▶ **GOAL**
Transcribe the listing that follows in full, omitting pictures.

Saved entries
__________________________________________________

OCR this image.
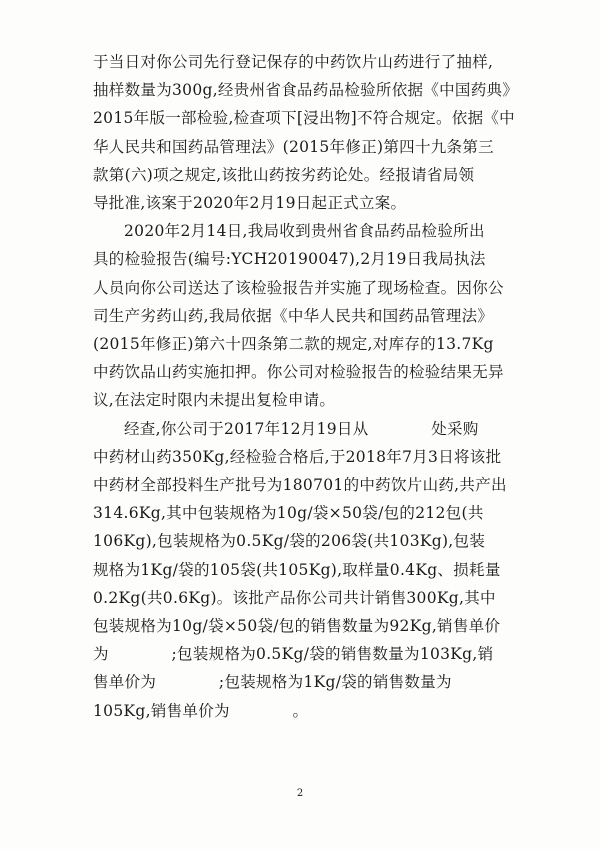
于当日对你公司先行登记保存的中药饮片山药进行了抽样,
抽样数量为300g,经贵州省食品药品检验所依据《中国药典》
2015年版一部检验,检查项下[浸出物]不符合规定。依据《中
华人民共和国药品管理法》(2015年修正)第四十九条第三
款第(六)项之规定,该批山药按劣药论处。经报请省局领
导批准,该案于2020年2月19日起正式立案。
2020年2月14日,我局收到贵州省食品药品检验所出
具的检验报告(编号:YCH20190047),2月19日我局执法
人员向你公司送达了该检验报告并实施了现场检查。因你公
司生产劣药山药,我局依据《中华人民共和国药品管理法》
(2015年修正)第六十四条第二款的规定,对库存的13.7Kg
中药饮品山药实施扣押。你公司对检验报告的检验结果无异
议,在法定时限内未提出复检申请。
经查,你公司于2017年12月19日从            处采购
中药材山药350Kg,经检验合格后,于2018年7月3日将该批
中药材全部投料生产批号为180701的中药饮片山药,共产出
314.6Kg,其中包装规格为10g/袋×50袋/包的212包(共
106Kg),包装规格为0.5Kg/袋的206袋(共103Kg),包装
规格为1Kg/袋的105袋(共105Kg),取样量0.4Kg、损耗量
0.2Kg(共0.6Kg)。该批产品你公司共计销售300Kg,其中
包装规格为10g/袋×50袋/包的销售数量为92Kg,销售单价
为            ;包装规格为0.5Kg/袋的销售数量为103Kg,销
售单价为            ;包装规格为1Kg/袋的销售数量为
105Kg,销售单价为            。
2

__________________________________________________

▶ **SOLUTION TO THIS EXERCISE**
OCR this image.
于当日对你公司先行登记保存的中药饮片山药进行了抽样,
抽样数量为300g,经贵州省食品药品检验所依据《中国药典》
2015年版一部检验,检查项下[浸出物]不符合规定。依据《中
华人民共和国药品管理法》(2015年修正)第四十九条第三
款第(六)项之规定,该批山药按劣药论处。经报请省局领
导批准,该案于2020年2月19日起正式立案。
2020年2月14日,我局收到贵州省食品药品检验所出
具的检验报告(编号:YCH20190047),2月19日我局执法
人员向你公司送达了该检验报告并实施了现场检查。因你公
司生产劣药山药,我局依据《中华人民共和国药品管理法》
(2015年修正)第六十四条第二款的规定,对库存的13.7Kg
中药饮品山药实施扣押。你公司对检验报告的检验结果无异
议,在法定时限内未提出复检申请。
经查,你公司于2017年12月19日从            处采购
中药材山药350Kg,经检验合格后,于2018年7月3日将该批
中药材全部投料生产批号为180701的中药饮片山药,共产出
314.6Kg,其中包装规格为10g/袋×50袋/包的212包(共
106Kg),包装规格为0.5Kg/袋的206袋(共103Kg),包装
规格为1Kg/袋的105袋(共105Kg),取样量0.4Kg、损耗量
0.2Kg(共0.6Kg)。该批产品你公司共计销售300Kg,其中
包装规格为10g/袋×50袋/包的销售数量为92Kg,销售单价
为            ;包装规格为0.5Kg/袋的销售数量为103Kg,销
售单价为            ;包装规格为1Kg/袋的销售数量为
105Kg,销售单价为            。
2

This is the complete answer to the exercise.